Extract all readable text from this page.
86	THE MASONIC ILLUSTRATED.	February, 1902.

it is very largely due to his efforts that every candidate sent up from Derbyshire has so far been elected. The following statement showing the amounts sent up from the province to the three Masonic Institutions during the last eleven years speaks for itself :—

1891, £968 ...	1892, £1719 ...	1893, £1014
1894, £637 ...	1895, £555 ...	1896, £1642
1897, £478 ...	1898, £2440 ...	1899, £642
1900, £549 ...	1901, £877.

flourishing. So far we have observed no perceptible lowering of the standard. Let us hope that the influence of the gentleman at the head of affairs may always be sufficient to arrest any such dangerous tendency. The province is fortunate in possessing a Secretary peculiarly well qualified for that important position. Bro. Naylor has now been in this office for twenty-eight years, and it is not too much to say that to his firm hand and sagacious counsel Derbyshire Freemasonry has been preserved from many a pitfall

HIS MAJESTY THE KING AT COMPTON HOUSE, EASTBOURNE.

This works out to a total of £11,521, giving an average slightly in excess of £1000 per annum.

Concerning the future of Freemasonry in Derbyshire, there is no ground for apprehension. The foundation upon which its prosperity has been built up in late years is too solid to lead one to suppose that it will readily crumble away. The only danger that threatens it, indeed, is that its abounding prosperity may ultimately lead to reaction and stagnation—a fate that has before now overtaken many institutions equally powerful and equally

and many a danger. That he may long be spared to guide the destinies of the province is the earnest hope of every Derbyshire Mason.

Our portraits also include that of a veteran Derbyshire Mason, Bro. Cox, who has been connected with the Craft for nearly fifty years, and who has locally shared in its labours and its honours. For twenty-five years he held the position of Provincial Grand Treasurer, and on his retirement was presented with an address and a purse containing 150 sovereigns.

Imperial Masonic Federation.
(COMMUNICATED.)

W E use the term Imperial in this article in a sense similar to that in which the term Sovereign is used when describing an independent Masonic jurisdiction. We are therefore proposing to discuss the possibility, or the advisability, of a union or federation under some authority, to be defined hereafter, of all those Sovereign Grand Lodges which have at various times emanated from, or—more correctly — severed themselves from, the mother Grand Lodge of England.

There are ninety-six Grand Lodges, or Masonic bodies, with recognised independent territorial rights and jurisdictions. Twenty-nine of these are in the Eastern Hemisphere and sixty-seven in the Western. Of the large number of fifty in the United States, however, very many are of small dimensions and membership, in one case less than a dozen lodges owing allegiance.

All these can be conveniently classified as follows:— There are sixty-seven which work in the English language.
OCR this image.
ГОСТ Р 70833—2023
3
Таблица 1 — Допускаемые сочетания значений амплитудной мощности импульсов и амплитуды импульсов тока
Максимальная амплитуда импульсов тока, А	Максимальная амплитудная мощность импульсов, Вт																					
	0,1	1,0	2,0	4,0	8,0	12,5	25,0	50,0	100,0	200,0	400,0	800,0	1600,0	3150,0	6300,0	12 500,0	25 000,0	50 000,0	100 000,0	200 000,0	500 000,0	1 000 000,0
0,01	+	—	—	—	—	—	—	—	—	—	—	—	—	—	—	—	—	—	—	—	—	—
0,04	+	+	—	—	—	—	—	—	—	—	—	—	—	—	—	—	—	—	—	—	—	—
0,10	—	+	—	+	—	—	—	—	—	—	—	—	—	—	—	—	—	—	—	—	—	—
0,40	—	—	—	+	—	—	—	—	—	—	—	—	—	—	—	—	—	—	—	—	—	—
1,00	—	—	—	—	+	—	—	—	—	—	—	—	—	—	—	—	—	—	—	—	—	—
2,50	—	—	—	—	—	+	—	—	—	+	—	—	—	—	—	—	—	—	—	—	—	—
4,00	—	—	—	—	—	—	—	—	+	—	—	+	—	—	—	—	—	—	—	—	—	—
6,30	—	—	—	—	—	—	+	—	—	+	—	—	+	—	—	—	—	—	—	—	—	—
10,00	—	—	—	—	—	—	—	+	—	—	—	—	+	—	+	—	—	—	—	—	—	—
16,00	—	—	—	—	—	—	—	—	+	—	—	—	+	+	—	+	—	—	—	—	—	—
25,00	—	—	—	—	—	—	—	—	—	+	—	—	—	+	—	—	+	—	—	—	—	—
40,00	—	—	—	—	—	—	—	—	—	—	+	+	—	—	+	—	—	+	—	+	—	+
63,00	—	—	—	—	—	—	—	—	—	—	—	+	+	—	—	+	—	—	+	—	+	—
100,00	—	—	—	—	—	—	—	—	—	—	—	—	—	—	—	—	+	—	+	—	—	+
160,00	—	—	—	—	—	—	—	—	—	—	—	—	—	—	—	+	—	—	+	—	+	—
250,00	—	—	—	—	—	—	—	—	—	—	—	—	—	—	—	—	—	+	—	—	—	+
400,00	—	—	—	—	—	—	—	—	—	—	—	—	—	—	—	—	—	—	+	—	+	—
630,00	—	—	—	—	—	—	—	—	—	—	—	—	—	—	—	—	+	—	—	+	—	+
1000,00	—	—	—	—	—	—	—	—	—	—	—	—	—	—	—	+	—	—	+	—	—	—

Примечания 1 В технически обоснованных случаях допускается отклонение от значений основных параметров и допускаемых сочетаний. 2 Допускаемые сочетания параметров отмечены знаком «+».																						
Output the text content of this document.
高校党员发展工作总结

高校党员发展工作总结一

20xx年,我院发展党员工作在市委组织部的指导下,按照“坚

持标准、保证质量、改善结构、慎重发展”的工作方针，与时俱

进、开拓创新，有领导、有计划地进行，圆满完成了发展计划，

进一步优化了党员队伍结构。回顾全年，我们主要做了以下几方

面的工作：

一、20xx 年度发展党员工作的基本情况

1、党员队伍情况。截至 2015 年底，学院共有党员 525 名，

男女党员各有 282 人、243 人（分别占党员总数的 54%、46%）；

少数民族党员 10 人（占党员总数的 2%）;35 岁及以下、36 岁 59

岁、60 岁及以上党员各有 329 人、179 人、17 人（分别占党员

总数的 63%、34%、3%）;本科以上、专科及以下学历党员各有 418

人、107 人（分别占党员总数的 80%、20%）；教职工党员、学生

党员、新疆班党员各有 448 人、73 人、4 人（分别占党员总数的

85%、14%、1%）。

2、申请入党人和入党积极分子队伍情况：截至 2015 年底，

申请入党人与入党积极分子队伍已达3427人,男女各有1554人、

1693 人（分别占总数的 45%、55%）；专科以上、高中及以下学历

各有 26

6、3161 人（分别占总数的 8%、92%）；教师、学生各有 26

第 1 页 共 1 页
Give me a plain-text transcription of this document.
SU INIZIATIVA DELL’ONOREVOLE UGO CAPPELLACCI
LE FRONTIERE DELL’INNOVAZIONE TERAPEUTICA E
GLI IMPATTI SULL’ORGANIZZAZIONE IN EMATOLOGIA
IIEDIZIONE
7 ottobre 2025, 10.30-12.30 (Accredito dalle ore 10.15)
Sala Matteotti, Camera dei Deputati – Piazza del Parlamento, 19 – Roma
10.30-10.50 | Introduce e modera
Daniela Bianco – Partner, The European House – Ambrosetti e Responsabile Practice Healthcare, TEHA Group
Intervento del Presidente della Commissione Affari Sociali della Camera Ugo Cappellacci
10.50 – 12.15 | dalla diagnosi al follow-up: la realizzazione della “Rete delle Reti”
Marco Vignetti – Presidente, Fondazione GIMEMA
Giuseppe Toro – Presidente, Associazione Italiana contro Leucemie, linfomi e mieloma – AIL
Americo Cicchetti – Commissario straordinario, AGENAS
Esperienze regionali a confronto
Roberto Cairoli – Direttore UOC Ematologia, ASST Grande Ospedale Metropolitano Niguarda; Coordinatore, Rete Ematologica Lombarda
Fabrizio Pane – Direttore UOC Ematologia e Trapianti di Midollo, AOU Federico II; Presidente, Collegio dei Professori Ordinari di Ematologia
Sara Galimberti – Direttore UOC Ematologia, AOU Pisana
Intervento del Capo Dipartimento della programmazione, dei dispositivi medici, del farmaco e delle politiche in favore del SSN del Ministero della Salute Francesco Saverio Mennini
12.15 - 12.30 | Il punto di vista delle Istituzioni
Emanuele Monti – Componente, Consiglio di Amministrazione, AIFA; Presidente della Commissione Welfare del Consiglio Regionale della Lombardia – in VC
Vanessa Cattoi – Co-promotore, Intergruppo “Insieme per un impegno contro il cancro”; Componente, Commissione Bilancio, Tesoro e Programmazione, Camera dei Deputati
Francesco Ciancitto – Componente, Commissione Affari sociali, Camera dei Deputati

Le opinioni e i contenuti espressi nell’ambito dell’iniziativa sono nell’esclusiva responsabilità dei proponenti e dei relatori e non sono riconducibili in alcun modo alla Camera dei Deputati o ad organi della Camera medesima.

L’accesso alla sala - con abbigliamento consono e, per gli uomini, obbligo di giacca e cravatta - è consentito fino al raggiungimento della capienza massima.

####

Search the listing for the word "delle" and return each line that holds it.

10.50 – 12.15 | dalla diagnosi al follow-up: la realizzazione della “Rete delle Reti”
Intervento del Capo Dipartimento della programmazione, dei dispositivi medici, del farmaco e delle politiche in favore del SSN del Ministero della Salute Francesco Saverio Mennini
12.15 - 12.30 | Il punto di vista delle Istituzioni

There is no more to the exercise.